── DATA SECTION

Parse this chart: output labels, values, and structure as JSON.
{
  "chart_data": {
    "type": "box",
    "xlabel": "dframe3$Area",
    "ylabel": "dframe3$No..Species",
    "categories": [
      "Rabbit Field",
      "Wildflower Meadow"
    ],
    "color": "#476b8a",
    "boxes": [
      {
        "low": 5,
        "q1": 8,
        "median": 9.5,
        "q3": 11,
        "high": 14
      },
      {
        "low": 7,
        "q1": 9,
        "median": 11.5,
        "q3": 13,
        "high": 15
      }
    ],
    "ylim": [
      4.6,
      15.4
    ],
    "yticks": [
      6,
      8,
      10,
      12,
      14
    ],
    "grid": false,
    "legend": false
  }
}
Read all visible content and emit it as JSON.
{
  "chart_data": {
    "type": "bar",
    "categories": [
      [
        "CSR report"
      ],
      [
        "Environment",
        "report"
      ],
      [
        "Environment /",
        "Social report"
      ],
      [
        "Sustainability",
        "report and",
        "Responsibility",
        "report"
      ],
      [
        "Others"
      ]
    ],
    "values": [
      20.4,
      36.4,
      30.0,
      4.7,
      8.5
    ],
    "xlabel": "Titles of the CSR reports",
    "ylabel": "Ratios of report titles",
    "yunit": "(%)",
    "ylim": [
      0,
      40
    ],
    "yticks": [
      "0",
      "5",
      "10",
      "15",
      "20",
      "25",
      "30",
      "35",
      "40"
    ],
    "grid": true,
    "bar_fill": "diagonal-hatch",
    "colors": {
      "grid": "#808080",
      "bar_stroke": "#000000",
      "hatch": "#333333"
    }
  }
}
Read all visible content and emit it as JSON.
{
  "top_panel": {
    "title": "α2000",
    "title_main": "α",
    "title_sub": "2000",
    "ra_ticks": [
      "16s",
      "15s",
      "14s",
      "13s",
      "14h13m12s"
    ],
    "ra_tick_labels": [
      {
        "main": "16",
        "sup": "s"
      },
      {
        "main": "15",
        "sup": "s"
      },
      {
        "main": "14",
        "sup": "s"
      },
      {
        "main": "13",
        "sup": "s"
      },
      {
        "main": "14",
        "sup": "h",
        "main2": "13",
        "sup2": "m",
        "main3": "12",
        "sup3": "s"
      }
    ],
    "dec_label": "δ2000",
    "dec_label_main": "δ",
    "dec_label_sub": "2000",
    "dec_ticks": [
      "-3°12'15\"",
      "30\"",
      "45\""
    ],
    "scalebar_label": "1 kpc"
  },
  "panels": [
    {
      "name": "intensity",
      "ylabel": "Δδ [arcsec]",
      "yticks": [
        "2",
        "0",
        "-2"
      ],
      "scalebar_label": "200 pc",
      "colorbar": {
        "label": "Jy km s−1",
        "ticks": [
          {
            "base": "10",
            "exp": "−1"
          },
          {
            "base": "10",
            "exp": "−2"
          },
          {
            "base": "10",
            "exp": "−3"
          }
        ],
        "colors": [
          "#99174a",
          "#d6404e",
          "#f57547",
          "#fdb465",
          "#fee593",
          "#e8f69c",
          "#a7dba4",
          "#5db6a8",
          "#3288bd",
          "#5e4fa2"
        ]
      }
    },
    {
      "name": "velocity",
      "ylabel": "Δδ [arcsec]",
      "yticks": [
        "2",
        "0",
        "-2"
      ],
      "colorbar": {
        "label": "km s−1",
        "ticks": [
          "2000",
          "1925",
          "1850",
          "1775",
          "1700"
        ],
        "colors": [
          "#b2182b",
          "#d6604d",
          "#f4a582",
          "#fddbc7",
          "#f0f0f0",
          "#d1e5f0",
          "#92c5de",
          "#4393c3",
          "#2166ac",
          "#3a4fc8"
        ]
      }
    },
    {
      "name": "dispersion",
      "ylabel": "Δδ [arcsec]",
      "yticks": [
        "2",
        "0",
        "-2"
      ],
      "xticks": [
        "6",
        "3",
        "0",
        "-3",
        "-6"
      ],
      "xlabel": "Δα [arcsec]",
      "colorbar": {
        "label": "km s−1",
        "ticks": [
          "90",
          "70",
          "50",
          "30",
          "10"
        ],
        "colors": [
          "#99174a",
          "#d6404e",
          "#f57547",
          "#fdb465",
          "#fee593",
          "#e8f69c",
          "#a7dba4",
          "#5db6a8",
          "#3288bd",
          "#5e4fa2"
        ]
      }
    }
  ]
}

────

*REQUIRED TASK*.
Read through the lines above and collect those that contain the string "hatch".

*REPLY TO THE EXERCISE*.
    "bar_fill": "diagonal-hatch",
      "hatch": "#333333"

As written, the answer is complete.